Filter the entries, keeping every line with the word "kote".
* start MATERIAL SHOWN *
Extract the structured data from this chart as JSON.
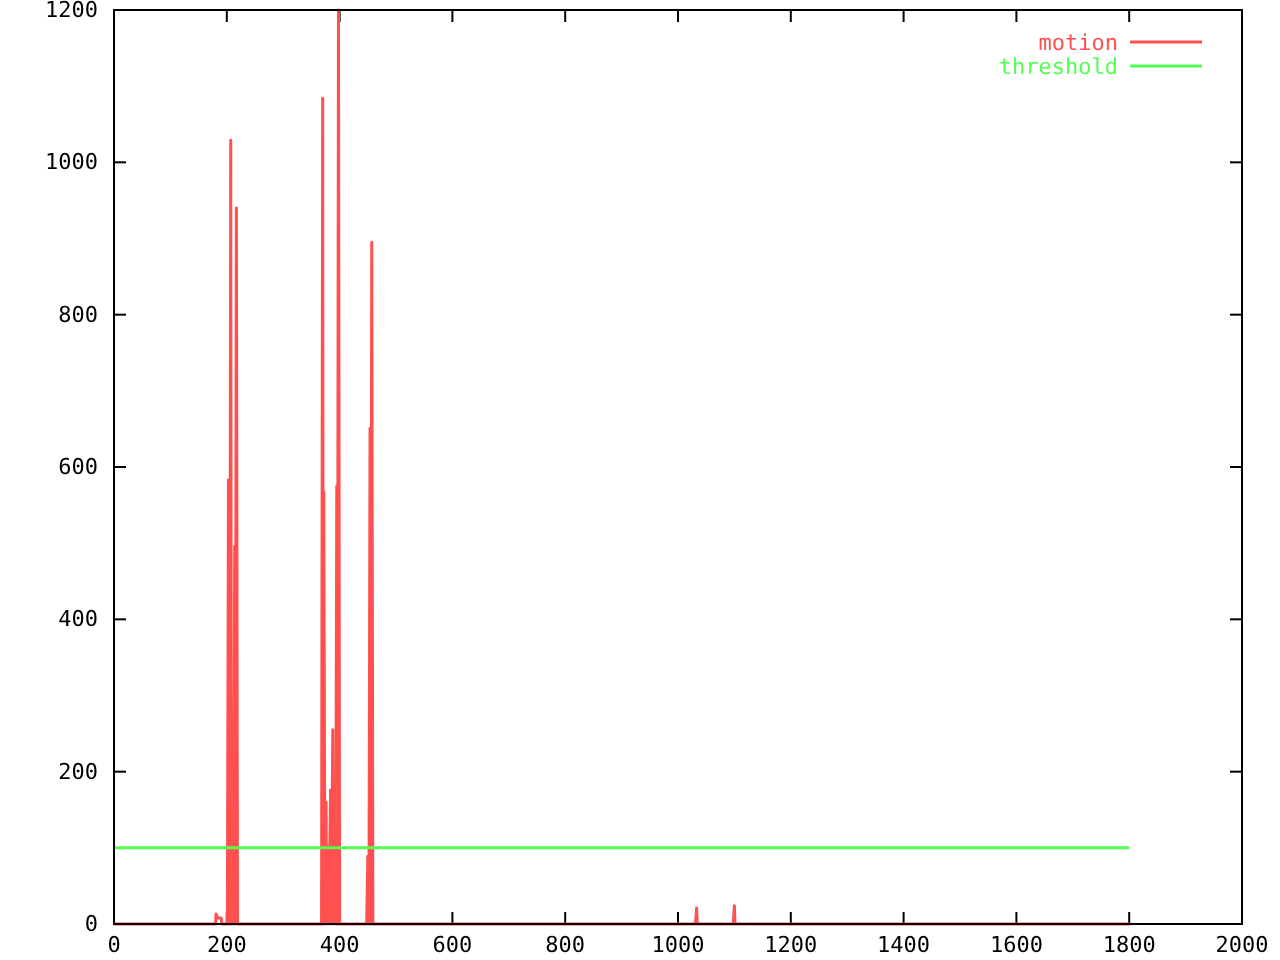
{
  "chart_data": {
    "type": "line",
    "xlim": [
      0,
      2000
    ],
    "ylim": [
      0,
      1200
    ],
    "xticks": [
      0,
      200,
      400,
      600,
      800,
      1000,
      1200,
      1400,
      1600,
      1800,
      2000
    ],
    "yticks": [
      0,
      200,
      400,
      600,
      800,
      1000,
      1200
    ],
    "grid": false,
    "legend": "top right",
    "marker": "none",
    "line_style": "solid",
    "series": [
      {
        "name": "motion",
        "color": "#ff5050",
        "x": [
          0,
          180,
          181,
          184,
          190,
          191,
          201,
          203,
          205,
          207,
          208,
          210,
          212,
          214,
          215,
          217,
          219,
          368,
          370,
          371,
          372,
          374,
          376,
          377,
          379,
          381,
          384,
          385,
          388,
          389,
          391,
          393,
          395,
          396,
          398,
          400,
          448,
          450,
          452,
          454,
          455,
          457,
          459,
          1031,
          1033,
          1034,
          1098,
          1100,
          1101,
          1800
        ],
        "values": [
          0,
          0,
          13,
          8,
          8,
          0,
          0,
          583,
          0,
          1029,
          0,
          234,
          0,
          496,
          0,
          940,
          0,
          0,
          1084,
          0,
          567,
          0,
          160,
          0,
          102,
          0,
          176,
          0,
          255,
          0,
          100,
          0,
          575,
          0,
          1200,
          0,
          0,
          89,
          0,
          651,
          0,
          895,
          0,
          0,
          21,
          0,
          0,
          24,
          0,
          0
        ]
      },
      {
        "name": "threshold",
        "color": "#50ff50",
        "x": [
          0,
          1800
        ],
        "values": [
          100,
          100
        ]
      }
    ]
  }
}
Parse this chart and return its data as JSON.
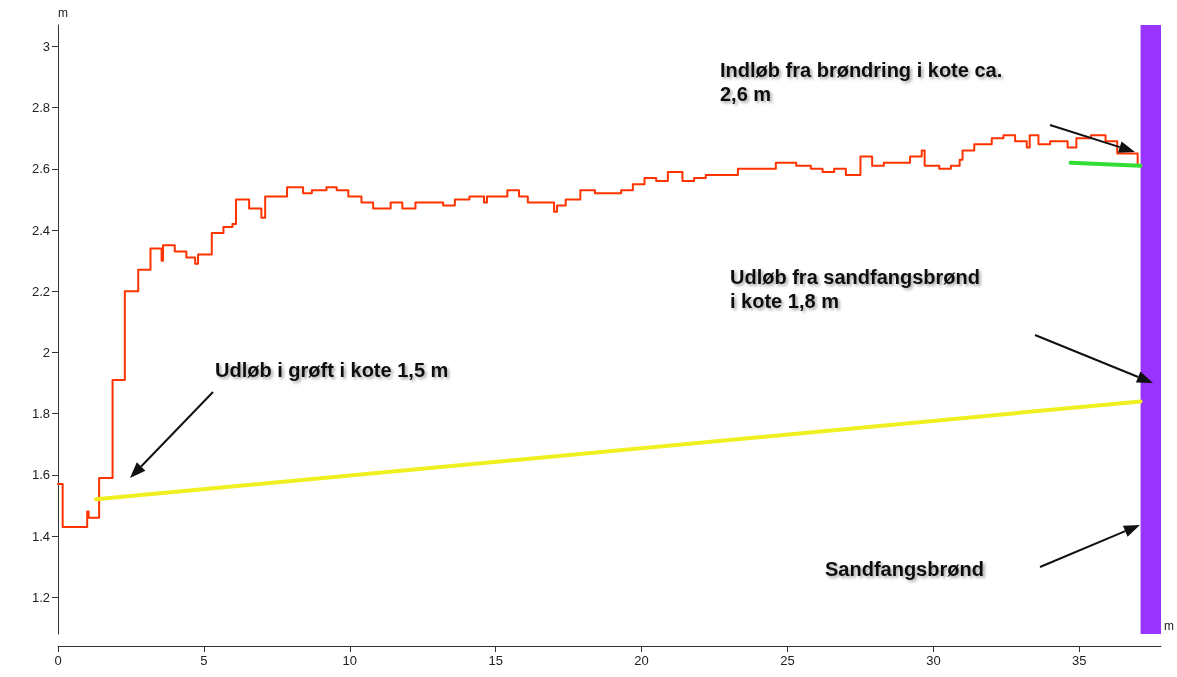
{
  "chart_data": {
    "type": "step",
    "xlabel": "m",
    "ylabel": "m",
    "xlim": [
      0,
      37.8
    ],
    "xticks": [
      0,
      5,
      10,
      15,
      20,
      25,
      30,
      35
    ],
    "ylim": [
      1.08,
      3.07
    ],
    "yticks": [
      1.2,
      1.4,
      1.6,
      1.8,
      2,
      2.2,
      2.4,
      2.6,
      2.8,
      3
    ],
    "series": [
      {
        "color": "#ff3300",
        "x": [
          0,
          0.16,
          1.0,
          1.05,
          1.41,
          1.87,
          2.29,
          2.75,
          3.17,
          3.55,
          3.6,
          4.0,
          4.4,
          4.7,
          4.8,
          5.27,
          5.67,
          5.98,
          6.1,
          6.55,
          6.97,
          7.1,
          7.2,
          7.85,
          8.4,
          8.7,
          9.2,
          9.55,
          9.95,
          10.4,
          10.8,
          11.4,
          11.8,
          12.25,
          13.2,
          13.6,
          14.1,
          14.6,
          14.7,
          15.4,
          15.8,
          16.1,
          17.0,
          17.1,
          17.4,
          17.9,
          18.4,
          19.3,
          19.7,
          20.1,
          20.5,
          20.9,
          21.4,
          21.8,
          22.2,
          23.3,
          23.6,
          24.6,
          25.3,
          25.8,
          26.2,
          26.6,
          27.0,
          27.5,
          27.9,
          28.3,
          29.2,
          29.6,
          29.7,
          30.2,
          30.6,
          30.9,
          31.0,
          31.4,
          32.0,
          32.4,
          32.8,
          33.2,
          33.3,
          33.6,
          34.0,
          34.6,
          34.9,
          35.4,
          35.9,
          36.3,
          37.0,
          37.1
        ],
        "values": [
          1.57,
          1.43,
          1.48,
          1.46,
          1.59,
          1.91,
          2.2,
          2.27,
          2.34,
          2.3,
          2.35,
          2.33,
          2.31,
          2.29,
          2.32,
          2.39,
          2.41,
          2.42,
          2.5,
          2.47,
          2.44,
          2.51,
          2.51,
          2.54,
          2.52,
          2.53,
          2.54,
          2.53,
          2.51,
          2.49,
          2.47,
          2.49,
          2.47,
          2.49,
          2.48,
          2.5,
          2.51,
          2.49,
          2.51,
          2.53,
          2.51,
          2.49,
          2.46,
          2.48,
          2.5,
          2.53,
          2.52,
          2.53,
          2.55,
          2.57,
          2.56,
          2.59,
          2.56,
          2.57,
          2.58,
          2.6,
          2.6,
          2.62,
          2.61,
          2.6,
          2.59,
          2.6,
          2.58,
          2.64,
          2.61,
          2.62,
          2.64,
          2.66,
          2.61,
          2.6,
          2.61,
          2.63,
          2.66,
          2.68,
          2.7,
          2.71,
          2.69,
          2.67,
          2.71,
          2.68,
          2.69,
          2.67,
          2.7,
          2.71,
          2.69,
          2.65,
          2.61,
          2.61
        ]
      },
      {
        "type": "line",
        "color": "#f0f020",
        "x": [
          1.3,
          37.1
        ],
        "values": [
          1.52,
          1.84
        ]
      },
      {
        "type": "line",
        "color": "#33dd33",
        "x": [
          34.7,
          37.1
        ],
        "values": [
          2.62,
          2.61
        ]
      }
    ],
    "bands": [
      {
        "axis": "x",
        "from": 37.1,
        "to": 37.8,
        "color": "#9933ff"
      }
    ],
    "annotations": [
      "Indløb fra brøndring i kote ca.\n2,6 m",
      "Udløb fra sandfangsbrønd\ni kote 1,8 m",
      "Udløb i grøft i kote 1,5 m",
      "Sandfangsbrønd"
    ]
  }
}
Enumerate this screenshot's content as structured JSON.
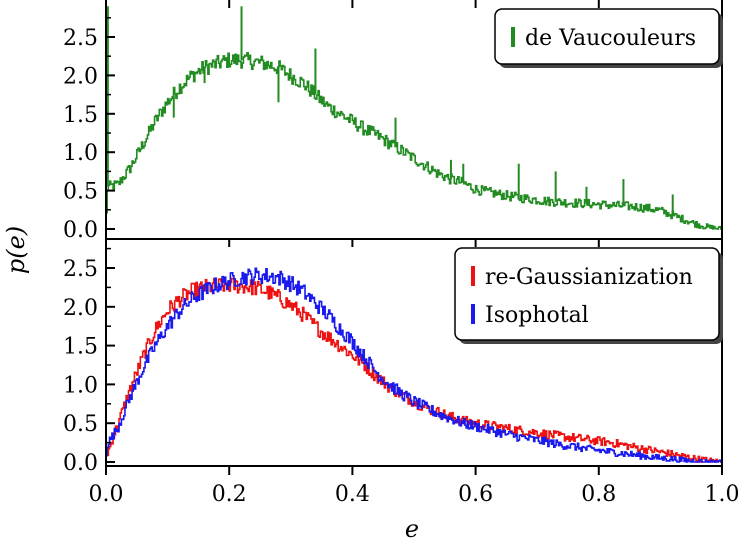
{
  "colors": {
    "green": "#228b22",
    "red": "#ee1111",
    "blue": "#1a1aee",
    "axis": "#000000"
  },
  "chart_data": {
    "type": "line",
    "layout": "two vertically stacked panels sharing the x axis",
    "xlabel": "e",
    "ylabel": "p(e)",
    "xlim": [
      0,
      1
    ],
    "x_ticks": [
      0.0,
      0.2,
      0.4,
      0.6,
      0.8,
      1.0
    ],
    "x_tick_labels": [
      "0.0",
      "0.2",
      "0.4",
      "0.6",
      "0.8",
      "1.0"
    ],
    "panels": [
      {
        "name": "top",
        "ylim": [
          0,
          2.9
        ],
        "y_ticks": [
          0.0,
          0.5,
          1.0,
          1.5,
          2.0,
          2.5
        ],
        "y_tick_labels": [
          "0.0",
          "0.5",
          "1.0",
          "1.5",
          "2.0",
          "2.5"
        ],
        "legend_position": "top-right",
        "series": [
          {
            "name": "de Vaucouleurs",
            "color": "#228b22",
            "points": [
              [
                0,
                0.03
              ],
              [
                0.003,
                0.55
              ],
              [
                0.02,
                0.58
              ],
              [
                0.04,
                0.8
              ],
              [
                0.06,
                1.1
              ],
              [
                0.08,
                1.4
              ],
              [
                0.1,
                1.65
              ],
              [
                0.12,
                1.85
              ],
              [
                0.14,
                2.0
              ],
              [
                0.16,
                2.1
              ],
              [
                0.18,
                2.15
              ],
              [
                0.2,
                2.2
              ],
              [
                0.22,
                2.2
              ],
              [
                0.24,
                2.18
              ],
              [
                0.26,
                2.15
              ],
              [
                0.28,
                2.1
              ],
              [
                0.3,
                2.0
              ],
              [
                0.32,
                1.9
              ],
              [
                0.34,
                1.75
              ],
              [
                0.36,
                1.6
              ],
              [
                0.38,
                1.5
              ],
              [
                0.4,
                1.4
              ],
              [
                0.42,
                1.3
              ],
              [
                0.44,
                1.22
              ],
              [
                0.46,
                1.12
              ],
              [
                0.48,
                1.02
              ],
              [
                0.5,
                0.92
              ],
              [
                0.52,
                0.82
              ],
              [
                0.54,
                0.72
              ],
              [
                0.56,
                0.65
              ],
              [
                0.58,
                0.6
              ],
              [
                0.6,
                0.52
              ],
              [
                0.62,
                0.48
              ],
              [
                0.64,
                0.45
              ],
              [
                0.66,
                0.42
              ],
              [
                0.68,
                0.4
              ],
              [
                0.7,
                0.38
              ],
              [
                0.72,
                0.36
              ],
              [
                0.74,
                0.35
              ],
              [
                0.76,
                0.34
              ],
              [
                0.78,
                0.33
              ],
              [
                0.8,
                0.32
              ],
              [
                0.82,
                0.31
              ],
              [
                0.84,
                0.3
              ],
              [
                0.86,
                0.29
              ],
              [
                0.88,
                0.27
              ],
              [
                0.9,
                0.24
              ],
              [
                0.92,
                0.18
              ],
              [
                0.94,
                0.12
              ],
              [
                0.96,
                0.06
              ],
              [
                0.98,
                0.02
              ],
              [
                1.0,
                0.0
              ]
            ],
            "spikes": [
              [
                0.003,
                2.9
              ],
              [
                0.22,
                2.9
              ],
              [
                0.16,
                1.9
              ],
              [
                0.34,
                2.35
              ],
              [
                0.11,
                1.45
              ],
              [
                0.28,
                1.65
              ],
              [
                0.35,
                1.65
              ],
              [
                0.47,
                1.45
              ],
              [
                0.56,
                0.9
              ],
              [
                0.58,
                0.85
              ],
              [
                0.67,
                0.85
              ],
              [
                0.73,
                0.75
              ],
              [
                0.78,
                0.55
              ],
              [
                0.84,
                0.65
              ],
              [
                0.92,
                0.45
              ]
            ]
          }
        ]
      },
      {
        "name": "bottom",
        "ylim": [
          0,
          2.9
        ],
        "y_ticks": [
          0.0,
          0.5,
          1.0,
          1.5,
          2.0,
          2.5
        ],
        "y_tick_labels": [
          "0.0",
          "0.5",
          "1.0",
          "1.5",
          "2.0",
          "2.5"
        ],
        "legend_position": "top-right",
        "series": [
          {
            "name": "re-Gaussianization",
            "color": "#ee1111",
            "points": [
              [
                0,
                0.05
              ],
              [
                0.02,
                0.5
              ],
              [
                0.04,
                0.95
              ],
              [
                0.06,
                1.35
              ],
              [
                0.08,
                1.7
              ],
              [
                0.1,
                1.95
              ],
              [
                0.12,
                2.1
              ],
              [
                0.14,
                2.2
              ],
              [
                0.16,
                2.25
              ],
              [
                0.18,
                2.27
              ],
              [
                0.2,
                2.28
              ],
              [
                0.22,
                2.27
              ],
              [
                0.24,
                2.25
              ],
              [
                0.26,
                2.2
              ],
              [
                0.28,
                2.12
              ],
              [
                0.3,
                2.02
              ],
              [
                0.32,
                1.9
              ],
              [
                0.34,
                1.75
              ],
              [
                0.36,
                1.62
              ],
              [
                0.38,
                1.5
              ],
              [
                0.4,
                1.38
              ],
              [
                0.42,
                1.25
              ],
              [
                0.44,
                1.1
              ],
              [
                0.46,
                0.97
              ],
              [
                0.48,
                0.87
              ],
              [
                0.5,
                0.78
              ],
              [
                0.52,
                0.7
              ],
              [
                0.54,
                0.64
              ],
              [
                0.56,
                0.58
              ],
              [
                0.58,
                0.53
              ],
              [
                0.6,
                0.5
              ],
              [
                0.62,
                0.47
              ],
              [
                0.64,
                0.45
              ],
              [
                0.66,
                0.42
              ],
              [
                0.68,
                0.4
              ],
              [
                0.7,
                0.38
              ],
              [
                0.72,
                0.35
              ],
              [
                0.74,
                0.33
              ],
              [
                0.76,
                0.31
              ],
              [
                0.78,
                0.29
              ],
              [
                0.8,
                0.27
              ],
              [
                0.82,
                0.25
              ],
              [
                0.84,
                0.22
              ],
              [
                0.86,
                0.19
              ],
              [
                0.88,
                0.16
              ],
              [
                0.9,
                0.13
              ],
              [
                0.92,
                0.1
              ],
              [
                0.94,
                0.07
              ],
              [
                0.96,
                0.04
              ],
              [
                0.98,
                0.02
              ],
              [
                1.0,
                0.0
              ]
            ]
          },
          {
            "name": "Isophotal",
            "color": "#1a1aee",
            "points": [
              [
                0,
                0.05
              ],
              [
                0.002,
                0.22
              ],
              [
                0.02,
                0.45
              ],
              [
                0.04,
                0.85
              ],
              [
                0.06,
                1.2
              ],
              [
                0.08,
                1.5
              ],
              [
                0.1,
                1.75
              ],
              [
                0.12,
                1.95
              ],
              [
                0.14,
                2.1
              ],
              [
                0.16,
                2.2
              ],
              [
                0.18,
                2.28
              ],
              [
                0.2,
                2.33
              ],
              [
                0.22,
                2.38
              ],
              [
                0.24,
                2.4
              ],
              [
                0.26,
                2.4
              ],
              [
                0.28,
                2.38
              ],
              [
                0.3,
                2.3
              ],
              [
                0.32,
                2.2
              ],
              [
                0.34,
                2.05
              ],
              [
                0.36,
                1.9
              ],
              [
                0.38,
                1.72
              ],
              [
                0.4,
                1.55
              ],
              [
                0.42,
                1.35
              ],
              [
                0.44,
                1.15
              ],
              [
                0.46,
                1.0
              ],
              [
                0.48,
                0.88
              ],
              [
                0.5,
                0.78
              ],
              [
                0.52,
                0.7
              ],
              [
                0.54,
                0.62
              ],
              [
                0.56,
                0.56
              ],
              [
                0.58,
                0.5
              ],
              [
                0.6,
                0.46
              ],
              [
                0.62,
                0.42
              ],
              [
                0.64,
                0.38
              ],
              [
                0.66,
                0.34
              ],
              [
                0.68,
                0.31
              ],
              [
                0.7,
                0.28
              ],
              [
                0.72,
                0.25
              ],
              [
                0.74,
                0.22
              ],
              [
                0.76,
                0.2
              ],
              [
                0.78,
                0.17
              ],
              [
                0.8,
                0.15
              ],
              [
                0.82,
                0.13
              ],
              [
                0.84,
                0.11
              ],
              [
                0.86,
                0.09
              ],
              [
                0.88,
                0.07
              ],
              [
                0.9,
                0.05
              ],
              [
                0.92,
                0.04
              ],
              [
                0.94,
                0.02
              ],
              [
                0.96,
                0.01
              ],
              [
                0.98,
                0.0
              ],
              [
                1.0,
                0.0
              ]
            ]
          }
        ]
      }
    ]
  }
}
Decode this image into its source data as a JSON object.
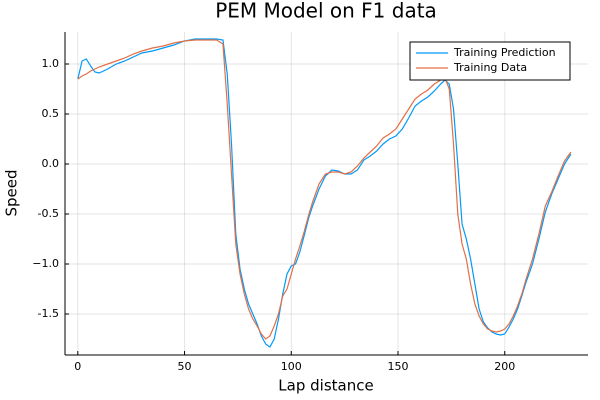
{
  "chart_data": {
    "type": "line",
    "title": "PEM Model on F1 data",
    "x_label": "Lap distance",
    "y_label": "Speed",
    "x": [
      0,
      2,
      4,
      6,
      8,
      10,
      14,
      18,
      22,
      26,
      30,
      35,
      40,
      45,
      50,
      55,
      60,
      65,
      68,
      70,
      72,
      74,
      76,
      78,
      80,
      82,
      84,
      86,
      88,
      90,
      92,
      94,
      96,
      98,
      100,
      102,
      104,
      106,
      108,
      110,
      113,
      116,
      119,
      122,
      125,
      128,
      131,
      134,
      137,
      140,
      143,
      146,
      149,
      152,
      155,
      158,
      161,
      164,
      167,
      170,
      172,
      174,
      176,
      178,
      180,
      182,
      184,
      186,
      188,
      190,
      192,
      194,
      196,
      198,
      200,
      202,
      204,
      206,
      208,
      210,
      213,
      216,
      219,
      222,
      225,
      228,
      231
    ],
    "series": [
      {
        "name": "Training Prediction",
        "color": "#009af9",
        "values": [
          0.85,
          1.03,
          1.05,
          0.98,
          0.92,
          0.91,
          0.95,
          1.0,
          1.03,
          1.07,
          1.11,
          1.13,
          1.16,
          1.19,
          1.23,
          1.25,
          1.25,
          1.25,
          1.24,
          0.9,
          0.2,
          -0.7,
          -1.05,
          -1.25,
          -1.4,
          -1.5,
          -1.6,
          -1.72,
          -1.8,
          -1.83,
          -1.75,
          -1.55,
          -1.3,
          -1.1,
          -1.02,
          -1.0,
          -0.88,
          -0.72,
          -0.55,
          -0.42,
          -0.25,
          -0.12,
          -0.06,
          -0.07,
          -0.1,
          -0.1,
          -0.06,
          0.04,
          0.08,
          0.13,
          0.2,
          0.25,
          0.28,
          0.35,
          0.46,
          0.58,
          0.63,
          0.67,
          0.73,
          0.8,
          0.84,
          0.8,
          0.55,
          0.0,
          -0.6,
          -0.75,
          -0.95,
          -1.2,
          -1.45,
          -1.58,
          -1.64,
          -1.68,
          -1.7,
          -1.71,
          -1.7,
          -1.63,
          -1.55,
          -1.45,
          -1.32,
          -1.18,
          -1.0,
          -0.75,
          -0.48,
          -0.3,
          -0.15,
          0.0,
          0.1
        ]
      },
      {
        "name": "Training Data",
        "color": "#e26f46",
        "values": [
          0.85,
          0.88,
          0.9,
          0.93,
          0.95,
          0.97,
          1.0,
          1.03,
          1.06,
          1.1,
          1.13,
          1.16,
          1.18,
          1.21,
          1.23,
          1.24,
          1.24,
          1.24,
          1.2,
          0.6,
          -0.1,
          -0.8,
          -1.1,
          -1.3,
          -1.45,
          -1.55,
          -1.62,
          -1.7,
          -1.75,
          -1.72,
          -1.62,
          -1.5,
          -1.32,
          -1.25,
          -1.1,
          -0.95,
          -0.82,
          -0.68,
          -0.52,
          -0.38,
          -0.2,
          -0.1,
          -0.08,
          -0.08,
          -0.1,
          -0.08,
          -0.02,
          0.06,
          0.12,
          0.18,
          0.26,
          0.3,
          0.35,
          0.45,
          0.55,
          0.65,
          0.7,
          0.74,
          0.8,
          0.84,
          0.86,
          0.75,
          0.2,
          -0.5,
          -0.8,
          -0.95,
          -1.2,
          -1.4,
          -1.52,
          -1.6,
          -1.65,
          -1.67,
          -1.68,
          -1.67,
          -1.65,
          -1.6,
          -1.52,
          -1.42,
          -1.3,
          -1.15,
          -0.95,
          -0.7,
          -0.42,
          -0.28,
          -0.12,
          0.03,
          0.12
        ]
      }
    ],
    "xlim": [
      -6,
      239
    ],
    "ylim": [
      -1.91,
      1.32
    ],
    "xticks": [
      0,
      50,
      100,
      150,
      200
    ],
    "yticks": [
      -1.5,
      {
        "value": -1.0,
        "label": "−1.0"
      },
      -0.5,
      {
        "value": 0.0,
        "label": "0.0"
      },
      0.5,
      {
        "value": 1.0,
        "label": "1.0"
      }
    ],
    "grid": true,
    "legend": "top-right"
  }
}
* end MATERIAL SHOWN *
## RESULT OF THE TASK
      "Indløb fra brøndring i kote ca.\n2,6 m",
      "Udløb fra sandfangsbrønd\ni kote 1,8 m",
      "Udløb i grøft i kote 1,5 m",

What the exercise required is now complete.